Il vento soffia dove vuole da inicio con una cita de Amédée Ayfre que marca la dualidad que se parece desprender del en ocasiones ambiguo comportamiento de su personaje central, Antimo, un joven que trabaja en la granja de su padre, conviviendo con este y con su hermana ante la ausencia de la figura materna y los desvíos que le llevan a la iglesia del pueblo, a donde acude tanto a presenciar la misa como a confesarse con el párroco de vez en cuando.
Righi dibuja un mosaico que va tomando forma mediante planos estáticos, delineando un día a día rutinario, que se mueve entre los quehaceres ayudando a su progenitor —personaje al que apenas veremos en un plano, pero del que conoceremos algún significativo matiz en boca de Antimo— y el tiempo que pasa junto a su pareja, Miriam. Una rutina que se diluirá ante la figura de Lazzaro, uno de los trabajadores de una granja de la zona que llamará la atención del protagonista, y en el que volcará sus esfuerzos ante la disposición de Lazzaro a abrir sus ojos en torno a las enseñanzas relativas a una fe y una religión que se consolidan como eje central del relato, tanto por el peso que poseen en el mismo como por un simbolismo que se cierne de forma casi etérea sobre el film, ya no solo en forma de crucifijos que regentan las paredes de los distintos hogares donde acontece la acción, sino asimismo en secuencias aisladas cuya presencia parece recomponer las inquietudes de Antimo, un personaje cuya angustia vital queda reflejada especialmente en los distintos diálogos que irá sosteniendo —con el párroco o con su propia hermana—, pero cuya gestualidad asemeja también un periplo que, lejos de los percances sufridos por la propia existencia —en este caso, relativos a esa citada ausencia materna—, refleja algo más que cicatrices. Una sensación que Jacopo Olmo Antinori, el intérprete que da vida al protagonista, se encarga de trasladar a los recovecos de la crónica engarzada por el cineasta italiano, siendo su peculiar rostro y los matices que se deducen de su expresión un acerado espejo a aquello que parece manifestar en ocasiones Antimo.

TAREA REQUERIDA 1: Transcribe literalmente el fragmento de la reseña de Il vento soffia dove vuole que comienza en las palabras "Il vento soffia" y termina tras "vez en cuando.".

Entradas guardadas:

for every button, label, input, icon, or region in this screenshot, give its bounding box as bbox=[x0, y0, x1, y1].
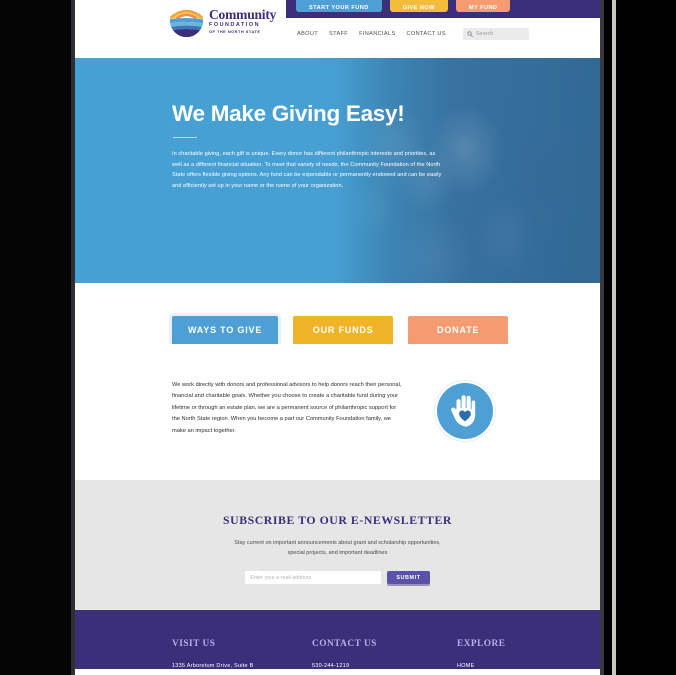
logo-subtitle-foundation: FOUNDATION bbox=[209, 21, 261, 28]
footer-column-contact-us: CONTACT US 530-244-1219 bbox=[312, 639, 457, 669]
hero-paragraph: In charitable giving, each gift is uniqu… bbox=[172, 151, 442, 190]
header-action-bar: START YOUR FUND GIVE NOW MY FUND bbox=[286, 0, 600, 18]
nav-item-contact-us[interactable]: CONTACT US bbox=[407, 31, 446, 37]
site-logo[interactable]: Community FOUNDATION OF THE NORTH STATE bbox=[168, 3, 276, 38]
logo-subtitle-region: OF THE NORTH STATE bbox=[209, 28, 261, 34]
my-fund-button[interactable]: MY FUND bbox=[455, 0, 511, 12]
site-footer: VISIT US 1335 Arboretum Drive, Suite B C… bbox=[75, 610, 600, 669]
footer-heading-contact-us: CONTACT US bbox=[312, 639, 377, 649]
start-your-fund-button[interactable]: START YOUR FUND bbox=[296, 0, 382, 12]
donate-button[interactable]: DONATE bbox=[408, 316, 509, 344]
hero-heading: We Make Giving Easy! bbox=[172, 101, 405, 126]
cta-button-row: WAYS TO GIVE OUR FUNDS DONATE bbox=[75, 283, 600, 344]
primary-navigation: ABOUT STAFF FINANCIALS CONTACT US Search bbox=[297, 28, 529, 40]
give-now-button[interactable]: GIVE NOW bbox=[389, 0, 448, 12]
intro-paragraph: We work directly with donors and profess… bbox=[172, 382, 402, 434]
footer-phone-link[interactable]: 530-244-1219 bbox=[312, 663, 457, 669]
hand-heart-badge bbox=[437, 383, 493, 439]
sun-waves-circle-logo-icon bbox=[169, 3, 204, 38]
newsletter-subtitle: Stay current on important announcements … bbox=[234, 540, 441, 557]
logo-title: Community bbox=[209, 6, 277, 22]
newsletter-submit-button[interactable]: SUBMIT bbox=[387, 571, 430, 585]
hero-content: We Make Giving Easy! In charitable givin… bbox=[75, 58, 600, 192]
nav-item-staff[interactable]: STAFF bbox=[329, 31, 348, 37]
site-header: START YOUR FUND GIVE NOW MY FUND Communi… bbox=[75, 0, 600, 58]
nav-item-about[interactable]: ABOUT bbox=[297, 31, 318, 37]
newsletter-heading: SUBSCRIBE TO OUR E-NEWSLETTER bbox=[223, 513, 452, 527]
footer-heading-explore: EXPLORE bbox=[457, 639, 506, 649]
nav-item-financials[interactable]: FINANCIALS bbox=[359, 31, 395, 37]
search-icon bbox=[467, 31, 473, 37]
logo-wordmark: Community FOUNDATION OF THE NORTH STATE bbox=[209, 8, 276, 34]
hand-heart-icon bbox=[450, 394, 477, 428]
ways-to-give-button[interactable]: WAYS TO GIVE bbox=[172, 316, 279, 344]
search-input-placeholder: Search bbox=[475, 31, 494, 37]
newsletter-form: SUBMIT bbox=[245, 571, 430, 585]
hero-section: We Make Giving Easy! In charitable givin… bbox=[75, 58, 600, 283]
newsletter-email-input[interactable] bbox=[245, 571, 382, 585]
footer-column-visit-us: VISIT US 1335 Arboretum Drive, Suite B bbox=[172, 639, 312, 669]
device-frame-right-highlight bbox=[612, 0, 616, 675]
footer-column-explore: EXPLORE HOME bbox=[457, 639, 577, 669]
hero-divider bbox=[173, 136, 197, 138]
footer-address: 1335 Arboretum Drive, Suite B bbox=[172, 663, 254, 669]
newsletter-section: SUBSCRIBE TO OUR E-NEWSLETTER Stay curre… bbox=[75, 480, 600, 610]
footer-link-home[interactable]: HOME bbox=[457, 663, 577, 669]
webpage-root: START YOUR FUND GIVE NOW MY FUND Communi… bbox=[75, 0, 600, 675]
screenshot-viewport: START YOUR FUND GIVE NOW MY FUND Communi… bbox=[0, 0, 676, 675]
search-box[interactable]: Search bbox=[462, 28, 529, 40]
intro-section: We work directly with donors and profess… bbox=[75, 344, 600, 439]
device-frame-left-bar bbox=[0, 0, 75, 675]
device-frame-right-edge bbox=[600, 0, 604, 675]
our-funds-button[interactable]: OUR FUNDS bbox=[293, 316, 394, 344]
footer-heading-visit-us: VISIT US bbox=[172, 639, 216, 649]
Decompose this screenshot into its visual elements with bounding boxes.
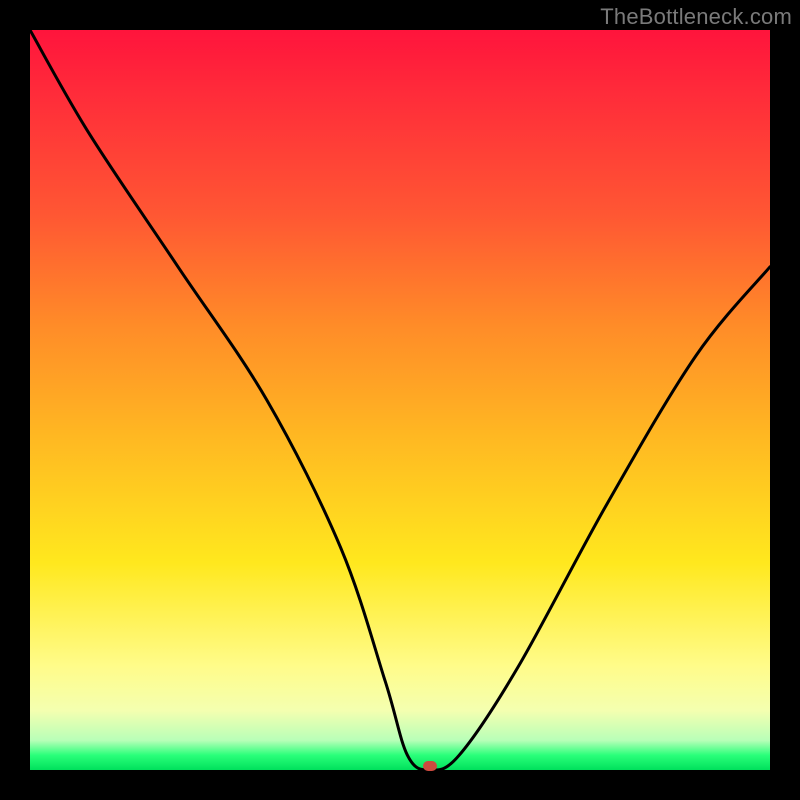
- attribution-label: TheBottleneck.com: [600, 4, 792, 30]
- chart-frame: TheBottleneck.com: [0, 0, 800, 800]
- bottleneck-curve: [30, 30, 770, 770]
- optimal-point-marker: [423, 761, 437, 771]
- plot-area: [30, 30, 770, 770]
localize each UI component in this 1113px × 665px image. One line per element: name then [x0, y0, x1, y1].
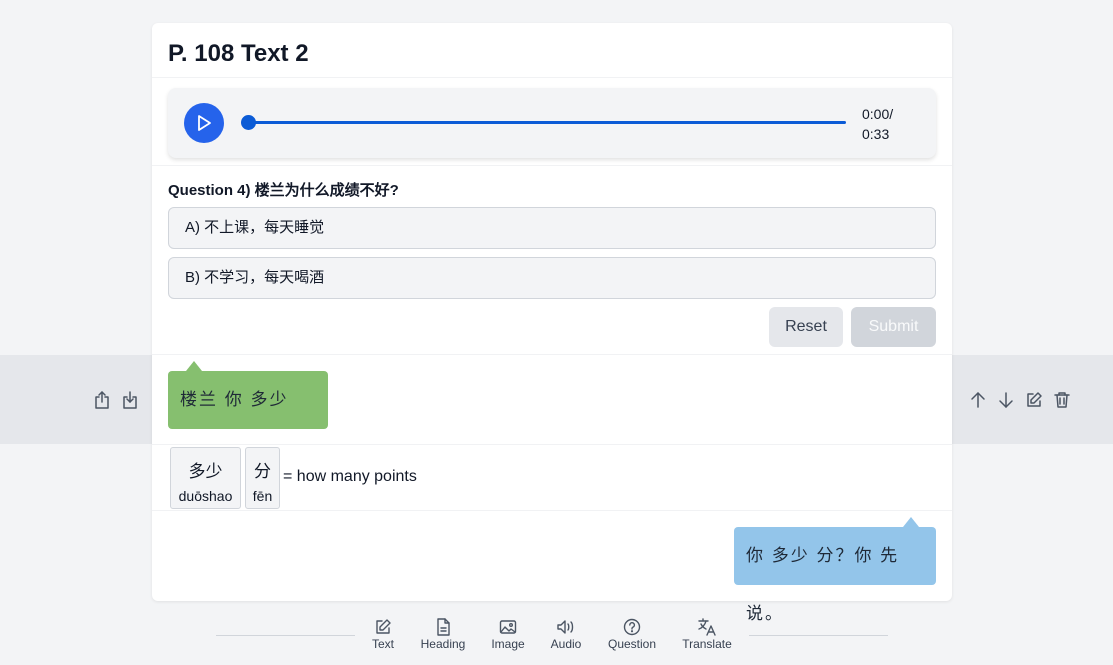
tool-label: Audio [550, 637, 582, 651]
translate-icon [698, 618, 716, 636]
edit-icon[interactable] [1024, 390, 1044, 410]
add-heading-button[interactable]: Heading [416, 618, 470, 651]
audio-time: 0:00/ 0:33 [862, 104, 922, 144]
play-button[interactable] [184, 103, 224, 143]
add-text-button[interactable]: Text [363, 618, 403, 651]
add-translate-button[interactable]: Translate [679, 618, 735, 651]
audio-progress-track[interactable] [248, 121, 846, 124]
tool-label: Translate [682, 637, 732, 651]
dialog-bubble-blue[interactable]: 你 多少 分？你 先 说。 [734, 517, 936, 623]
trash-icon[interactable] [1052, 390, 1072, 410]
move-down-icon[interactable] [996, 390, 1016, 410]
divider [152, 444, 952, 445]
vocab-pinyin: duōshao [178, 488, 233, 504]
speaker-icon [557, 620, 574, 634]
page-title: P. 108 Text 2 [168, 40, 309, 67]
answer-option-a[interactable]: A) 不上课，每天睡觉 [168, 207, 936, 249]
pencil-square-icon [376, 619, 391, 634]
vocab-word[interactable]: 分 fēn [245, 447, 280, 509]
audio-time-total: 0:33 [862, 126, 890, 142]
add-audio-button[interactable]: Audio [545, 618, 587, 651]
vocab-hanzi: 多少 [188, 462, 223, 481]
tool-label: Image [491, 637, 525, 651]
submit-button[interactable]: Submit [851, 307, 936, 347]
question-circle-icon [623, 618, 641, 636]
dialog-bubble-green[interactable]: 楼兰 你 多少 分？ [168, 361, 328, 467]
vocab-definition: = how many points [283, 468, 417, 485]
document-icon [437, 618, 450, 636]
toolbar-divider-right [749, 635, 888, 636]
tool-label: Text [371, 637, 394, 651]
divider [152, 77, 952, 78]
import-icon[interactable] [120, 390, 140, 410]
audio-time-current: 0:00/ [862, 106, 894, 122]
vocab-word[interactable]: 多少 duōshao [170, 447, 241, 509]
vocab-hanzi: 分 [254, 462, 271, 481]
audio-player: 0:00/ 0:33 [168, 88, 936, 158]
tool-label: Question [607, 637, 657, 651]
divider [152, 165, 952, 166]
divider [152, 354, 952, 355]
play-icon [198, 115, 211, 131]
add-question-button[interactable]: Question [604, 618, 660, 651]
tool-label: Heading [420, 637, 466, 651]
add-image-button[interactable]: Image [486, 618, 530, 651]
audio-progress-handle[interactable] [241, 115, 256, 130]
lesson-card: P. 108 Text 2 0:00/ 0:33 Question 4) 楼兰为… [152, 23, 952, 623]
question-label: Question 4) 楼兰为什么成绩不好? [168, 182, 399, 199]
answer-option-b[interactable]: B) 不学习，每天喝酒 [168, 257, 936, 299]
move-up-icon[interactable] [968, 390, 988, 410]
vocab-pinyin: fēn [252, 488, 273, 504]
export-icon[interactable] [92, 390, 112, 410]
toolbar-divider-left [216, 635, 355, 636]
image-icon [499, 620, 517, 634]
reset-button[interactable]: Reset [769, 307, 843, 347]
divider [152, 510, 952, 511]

TAREA REQUERIDA 2: En los registros, cambia "hero-paragraph" por "hero-body" y reproduce, sin más modificaciones, solo las líneas que van desde la que contiene "logo-subtitle-foundation: FOUNDATION bbox=[209, 21, 261, 28]" hasta la que contiene "header-action-bar: START YOUR", ambas incluidas.

RESPUESTA FINAL 1:
Il vento soffia dove vuole da inicio con una cita de Amédée Ayfre que marca la dualidad que se parece desprender del en ocasiones ambiguo comportamiento de su personaje central, Antimo, un joven que trabaja en la granja de su padre, conviviendo con este y con su hermana ante la ausencia de la figura materna y los desvíos que le llevan a la iglesia del pueblo, a donde acude tanto a presenciar la misa como a confesarse con el párroco de vez en cuando.

RESPUESTA FINAL 2:
logo-subtitle-foundation: FOUNDATION bbox=[209, 21, 261, 28]
footer-column-contact-us: CONTACT US 530-244-1219 bbox=[312, 639, 457, 669]
hero-body: In charitable giving, each gift is uniqu… bbox=[172, 151, 442, 190]
header-action-bar: START YOUR FUND GIVE NOW MY FUND bbox=[286, 0, 600, 18]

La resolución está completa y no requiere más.